* Exercise:
Each record below is to be copied word for word, with pictures removed.

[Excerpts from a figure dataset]
*-*-*

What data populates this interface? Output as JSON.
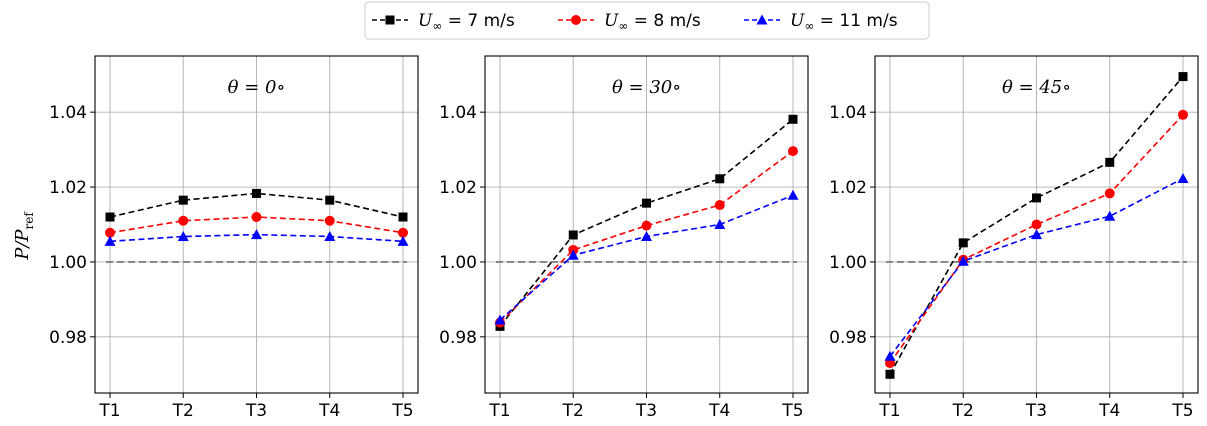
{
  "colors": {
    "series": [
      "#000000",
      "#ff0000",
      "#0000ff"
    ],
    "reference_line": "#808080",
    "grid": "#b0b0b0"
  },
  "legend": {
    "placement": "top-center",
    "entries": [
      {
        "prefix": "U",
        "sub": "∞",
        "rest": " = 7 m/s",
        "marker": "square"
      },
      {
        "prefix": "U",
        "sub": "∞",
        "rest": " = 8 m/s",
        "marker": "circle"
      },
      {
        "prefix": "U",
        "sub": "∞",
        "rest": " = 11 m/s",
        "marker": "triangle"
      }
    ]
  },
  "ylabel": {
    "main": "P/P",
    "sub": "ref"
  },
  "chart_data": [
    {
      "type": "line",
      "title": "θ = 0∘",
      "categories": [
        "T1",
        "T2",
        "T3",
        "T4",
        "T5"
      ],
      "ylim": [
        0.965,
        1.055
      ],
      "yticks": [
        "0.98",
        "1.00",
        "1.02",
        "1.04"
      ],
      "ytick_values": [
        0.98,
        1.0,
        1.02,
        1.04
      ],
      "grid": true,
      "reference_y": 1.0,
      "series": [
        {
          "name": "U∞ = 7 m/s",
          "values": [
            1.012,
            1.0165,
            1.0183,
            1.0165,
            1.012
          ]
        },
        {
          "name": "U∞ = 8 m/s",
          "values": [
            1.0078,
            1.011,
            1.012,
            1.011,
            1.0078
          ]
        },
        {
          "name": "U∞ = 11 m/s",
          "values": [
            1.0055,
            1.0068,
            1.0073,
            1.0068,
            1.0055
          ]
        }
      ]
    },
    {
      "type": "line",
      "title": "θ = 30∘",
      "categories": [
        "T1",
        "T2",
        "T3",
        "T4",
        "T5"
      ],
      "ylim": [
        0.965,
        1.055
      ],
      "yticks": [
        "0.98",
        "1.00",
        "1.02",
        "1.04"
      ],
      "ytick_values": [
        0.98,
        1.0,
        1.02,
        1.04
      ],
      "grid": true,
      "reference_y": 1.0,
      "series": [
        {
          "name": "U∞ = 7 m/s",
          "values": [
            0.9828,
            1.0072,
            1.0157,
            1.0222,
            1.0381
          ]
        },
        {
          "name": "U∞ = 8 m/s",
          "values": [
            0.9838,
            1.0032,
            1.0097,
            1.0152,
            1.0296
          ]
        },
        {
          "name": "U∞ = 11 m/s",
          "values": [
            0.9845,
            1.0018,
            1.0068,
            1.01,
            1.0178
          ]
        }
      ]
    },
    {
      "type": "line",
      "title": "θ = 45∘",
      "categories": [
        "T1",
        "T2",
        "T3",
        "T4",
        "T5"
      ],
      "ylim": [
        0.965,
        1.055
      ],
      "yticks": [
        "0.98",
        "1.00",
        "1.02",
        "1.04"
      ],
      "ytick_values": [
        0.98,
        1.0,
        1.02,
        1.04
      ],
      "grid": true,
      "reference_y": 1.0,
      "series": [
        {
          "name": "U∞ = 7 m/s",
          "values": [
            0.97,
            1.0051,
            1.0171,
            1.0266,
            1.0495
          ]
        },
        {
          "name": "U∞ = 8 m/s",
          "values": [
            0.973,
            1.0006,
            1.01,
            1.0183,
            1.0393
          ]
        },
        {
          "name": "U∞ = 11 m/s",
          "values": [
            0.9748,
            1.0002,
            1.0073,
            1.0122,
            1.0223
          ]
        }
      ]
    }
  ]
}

*-*-*

* Expected answer:
What data populates this interface? Output as JSON.
{
  "colors": {
    "series": [
      "#000000",
      "#ff0000",
      "#0000ff"
    ],
    "reference_line": "#808080",
    "grid": "#b0b0b0"
  },
  "legend": {
    "placement": "top-center",
    "entries": [
      {
        "prefix": "U",
        "sub": "∞",
        "rest": " = 7 m/s",
        "marker": "square"
      },
      {
        "prefix": "U",
        "sub": "∞",
        "rest": " = 8 m/s",
        "marker": "circle"
      },
      {
        "prefix": "U",
        "sub": "∞",
        "rest": " = 11 m/s",
        "marker": "triangle"
      }
    ]
  },
  "ylabel": {
    "main": "P/P",
    "sub": "ref"
  },
  "chart_data": [
    {
      "type": "line",
      "title": "θ = 0∘",
      "categories": [
        "T1",
        "T2",
        "T3",
        "T4",
        "T5"
      ],
      "ylim": [
        0.965,
        1.055
      ],
      "yticks": [
        "0.98",
        "1.00",
        "1.02",
        "1.04"
      ],
      "ytick_values": [
        0.98,
        1.0,
        1.02,
        1.04
      ],
      "grid": true,
      "reference_y": 1.0,
      "series": [
        {
          "name": "U∞ = 7 m/s",
          "values": [
            1.012,
            1.0165,
            1.0183,
            1.0165,
            1.012
          ]
        },
        {
          "name": "U∞ = 8 m/s",
          "values": [
            1.0078,
            1.011,
            1.012,
            1.011,
            1.0078
          ]
        },
        {
          "name": "U∞ = 11 m/s",
          "values": [
            1.0055,
            1.0068,
            1.0073,
            1.0068,
            1.0055
          ]
        }
      ]
    },
    {
      "type": "line",
      "title": "θ = 30∘",
      "categories": [
        "T1",
        "T2",
        "T3",
        "T4",
        "T5"
      ],
      "ylim": [
        0.965,
        1.055
      ],
      "yticks": [
        "0.98",
        "1.00",
        "1.02",
        "1.04"
      ],
      "ytick_values": [
        0.98,
        1.0,
        1.02,
        1.04
      ],
      "grid": true,
      "reference_y": 1.0,
      "series": [
        {
          "name": "U∞ = 7 m/s",
          "values": [
            0.9828,
            1.0072,
            1.0157,
            1.0222,
            1.0381
          ]
        },
        {
          "name": "U∞ = 8 m/s",
          "values": [
            0.9838,
            1.0032,
            1.0097,
            1.0152,
            1.0296
          ]
        },
        {
          "name": "U∞ = 11 m/s",
          "values": [
            0.9845,
            1.0018,
            1.0068,
            1.01,
            1.0178
          ]
        }
      ]
    },
    {
      "type": "line",
      "title": "θ = 45∘",
      "categories": [
        "T1",
        "T2",
        "T3",
        "T4",
        "T5"
      ],
      "ylim": [
        0.965,
        1.055
      ],
      "yticks": [
        "0.98",
        "1.00",
        "1.02",
        "1.04"
      ],
      "ytick_values": [
        0.98,
        1.0,
        1.02,
        1.04
      ],
      "grid": true,
      "reference_y": 1.0,
      "series": [
        {
          "name": "U∞ = 7 m/s",
          "values": [
            0.97,
            1.0051,
            1.0171,
            1.0266,
            1.0495
          ]
        },
        {
          "name": "U∞ = 8 m/s",
          "values": [
            0.973,
            1.0006,
            1.01,
            1.0183,
            1.0393
          ]
        },
        {
          "name": "U∞ = 11 m/s",
          "values": [
            0.9748,
            1.0002,
            1.0073,
            1.0122,
            1.0223
          ]
        }
      ]
    }
  ]
}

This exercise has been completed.